Friday, June 4, 2010

Jesus Christ, the Geatest of David's Royal Dynasty


What does it mean that Jesus is the son of David?




Jesus son of David

Question: "What does it mean that Jesus is the son of David?"

Answer:
Seventeen verses in the New Testament describe Jesus as the "son of David." But the question arises, how could Jesus be the son of David if David lived approximately 1000 years before Jesus? The answer is that Christ (the Messiah) was the fulfillment of the prophecy of the seed of David (2 Samuel 7:14-16). Jesus was the promised Messiah, which meant He was of the seed of David. Matthew 1 gives the genealogical proof that Jesus, in His humanity, was a direct descendant of Abraham and David through Joseph, Jesus' legal father. The genealogy in Luke chapter 3 gives Jesus' lineage through His mother, Mary. Jesus is a descendant of David, by adoption through Joseph, and by blood through Mary. Primarily though, when Christ was referred to as the Son of David, it was meant to refer to His Messianic title as the Old Testament prophesied concerning Him.

Jesus was addressed as “Lord, thou son of David” several times by people who, by faith, were seeking mercy or healing. The woman whose daughter was being tormented by a demon (Matthew 15:22), the two blind men by the wayside (Matthew 20:30), and blind Bartimaeus (Mark 10:47), all cried out to the son of David for help. The titles of honor they gave Him declared their faith in Him. Calling Him Lord expressed their sense of His deity, dominion, and power, and by calling Him “son of David,” they were professing Him to be the Messiah.

The Pharisees, too, understood what was meant when they heard the people calling Jesus “son of David.” But unlike those who cried out in faith, they were so blinded by their own pride and lack of understanding of the Scriptures that they couldn’t see what the blind beggars could see – that here was the Messiah they had supposedly been waiting for all their lives. They hated Jesus because He wouldn’t give them the honor they thought they deserved, so when they heard the people hailing Jesus as the Savior, they became enraged (Matthew 21:15) and plotted to destroy Him (Luke 19:47).

Jesus further confounded the scribes and Pharisees by asking them to explain the meaning of this very title. How could it be that the Messiah is the son of David when David himself refers to Him as “my Lord” (Mark 12:35-37)? Of course the teachers of the law couldn’t answer the question. Jesus thereby exposed the Jewish spiritual leaders’ ineptitude as teachers and their ignorance of what the Old Testament taught as to the true nature of the Messiah, further alienating them from Him.

Jesus Christ, the only son of God and the only means of salvation for the world (Acts 4:12), is also the son of David, both in a physical sense and a spiritual sense.
....

Taken from: http://www.gotquestions.org/jesus-son-of-david.html

Zechariah 12: House of David

Chapter 12

1 The burden of the word of the LORD for Israel, saith the LORD, which stretcheth forth the heavens, and layeth the foundation of the earth, and formeth the spirit of man within him.
2 Behold, I will make Jerusalem a cup of trembling unto all the people round about, when they shall be in the siege both against Judah and against Jerusalem.

|---|

» TASKS TO PERFORM
a – From the son-of-David page, set down word for word the passage that begins at "Jesus further confounded" and ends after "a spiritual sense.".
b – According to the son-of-David page, which chapter of Luke gives Jesus' lineage through His mother, Mary?
c – Extend the son-of-David page, starting after its last line.

|---|

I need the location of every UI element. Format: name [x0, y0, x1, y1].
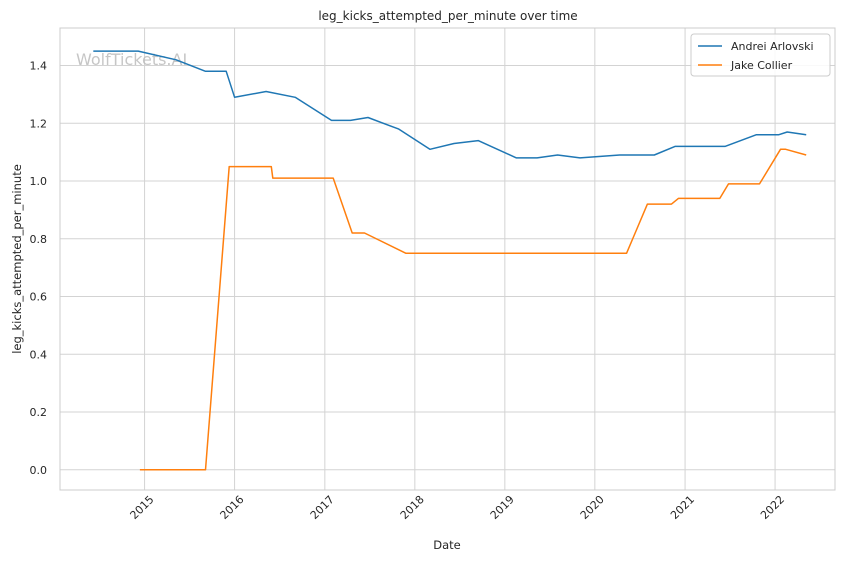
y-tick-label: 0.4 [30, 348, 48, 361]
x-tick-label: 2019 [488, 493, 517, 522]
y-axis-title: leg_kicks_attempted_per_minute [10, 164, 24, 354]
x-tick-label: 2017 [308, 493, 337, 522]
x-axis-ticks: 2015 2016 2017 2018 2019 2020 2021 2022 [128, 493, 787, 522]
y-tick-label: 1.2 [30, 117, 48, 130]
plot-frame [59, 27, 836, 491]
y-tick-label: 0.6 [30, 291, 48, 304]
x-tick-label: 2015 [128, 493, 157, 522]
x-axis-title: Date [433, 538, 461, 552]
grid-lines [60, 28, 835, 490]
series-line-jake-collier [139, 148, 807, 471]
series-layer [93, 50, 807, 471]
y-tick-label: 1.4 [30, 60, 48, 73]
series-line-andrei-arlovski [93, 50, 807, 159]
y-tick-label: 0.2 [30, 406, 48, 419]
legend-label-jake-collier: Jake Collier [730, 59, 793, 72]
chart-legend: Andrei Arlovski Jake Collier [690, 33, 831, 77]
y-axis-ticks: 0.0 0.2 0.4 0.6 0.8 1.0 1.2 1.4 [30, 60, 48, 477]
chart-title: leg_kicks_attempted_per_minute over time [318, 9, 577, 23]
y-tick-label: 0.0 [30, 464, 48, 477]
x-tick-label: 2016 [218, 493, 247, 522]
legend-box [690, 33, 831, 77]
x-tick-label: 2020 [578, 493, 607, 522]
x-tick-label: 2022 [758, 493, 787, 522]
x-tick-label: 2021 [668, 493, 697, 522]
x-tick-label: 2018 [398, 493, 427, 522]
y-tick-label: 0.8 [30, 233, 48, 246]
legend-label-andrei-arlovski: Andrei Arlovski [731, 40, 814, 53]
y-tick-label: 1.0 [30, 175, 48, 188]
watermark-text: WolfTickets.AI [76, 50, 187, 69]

|---|

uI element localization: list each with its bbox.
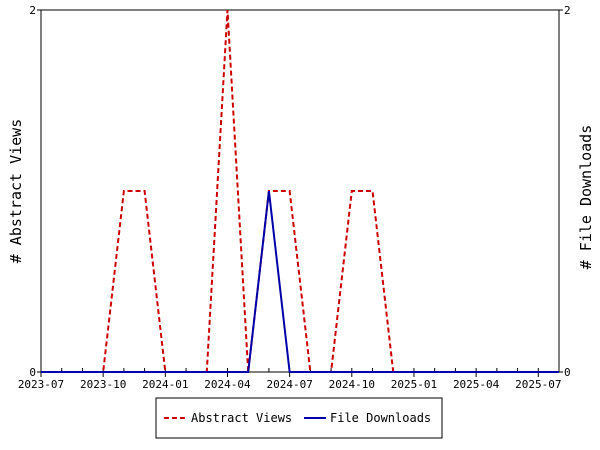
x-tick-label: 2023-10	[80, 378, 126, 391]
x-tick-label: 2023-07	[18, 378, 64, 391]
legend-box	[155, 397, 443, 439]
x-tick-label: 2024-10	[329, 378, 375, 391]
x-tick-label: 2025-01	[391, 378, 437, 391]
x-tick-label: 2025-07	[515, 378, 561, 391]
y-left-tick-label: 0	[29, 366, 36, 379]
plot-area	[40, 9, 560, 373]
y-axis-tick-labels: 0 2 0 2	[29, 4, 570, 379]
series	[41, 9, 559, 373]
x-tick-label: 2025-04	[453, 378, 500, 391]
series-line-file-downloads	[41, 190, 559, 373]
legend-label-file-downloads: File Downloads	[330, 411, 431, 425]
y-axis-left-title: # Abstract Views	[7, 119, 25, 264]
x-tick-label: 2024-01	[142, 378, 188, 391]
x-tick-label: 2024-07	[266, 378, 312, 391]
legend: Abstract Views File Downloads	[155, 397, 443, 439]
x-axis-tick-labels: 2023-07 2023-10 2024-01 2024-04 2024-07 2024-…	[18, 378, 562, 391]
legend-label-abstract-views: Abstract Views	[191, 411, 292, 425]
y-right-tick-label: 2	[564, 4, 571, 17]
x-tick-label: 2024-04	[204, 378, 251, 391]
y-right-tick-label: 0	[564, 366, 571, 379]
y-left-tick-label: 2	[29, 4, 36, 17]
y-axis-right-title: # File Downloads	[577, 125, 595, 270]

|---|

» EXPECTED OUTPUTS
a –
Jesus further confounded the scribes and Pharisees by asking them to explain the meaning of this very title. How could it be that the Messiah is the son of David when David himself refers to Him as “my Lord” (Mark 12:35-37)? Of course the teachers of the law couldn’t answer the question. Jesus thereby exposed the Jewish spiritual leaders’ ineptitude as teachers and their ignorance of what the Old Testament taught as to the true nature of the Messiah, further alienating them from Him.

Jesus Christ, the only son of God and the only means of salvation for the world (Acts 4:12), is also the son of David, both in a physical sense and a spiritual sense.

b – Luke chapter 3.

c –
3 And in that day will I make Jerusalem a burdensome stone for all people: all that burden themselves with it shall be cut in pieces, though all the people of the earth be gathered together against it.
4 In that day, saith the LORD, I will smite every horse with astonishment, and his rider with madness: and I will open mine eyes upon the house of Judah, and will smite every horse of the people with blindness.
5 And the governors of Judah shall say in their heart, The inhabitants of Jerusalem shall be my strength in the LORD of hosts their God.
6 In that day will I make the governors of Judah like an hearth of fire among the wood, and like a torch of fire in a sheaf; and they shall devour all the people round about, on the right hand and on the left: and Jerusalem shall be inhabited again in her own place, even in Jerusalem.
7 The LORD also shall save the tents of Judah first, that the glory of the house of David and the glory of the inhabitants of Jerusalem do not magnify themselves against Judah.
8 In that day shall the LORD defend the inhabitants of Jerusalem; and he that is feeble among them at that day shall be as David; and the house of David shall be as God, as the angel of the LORD before them.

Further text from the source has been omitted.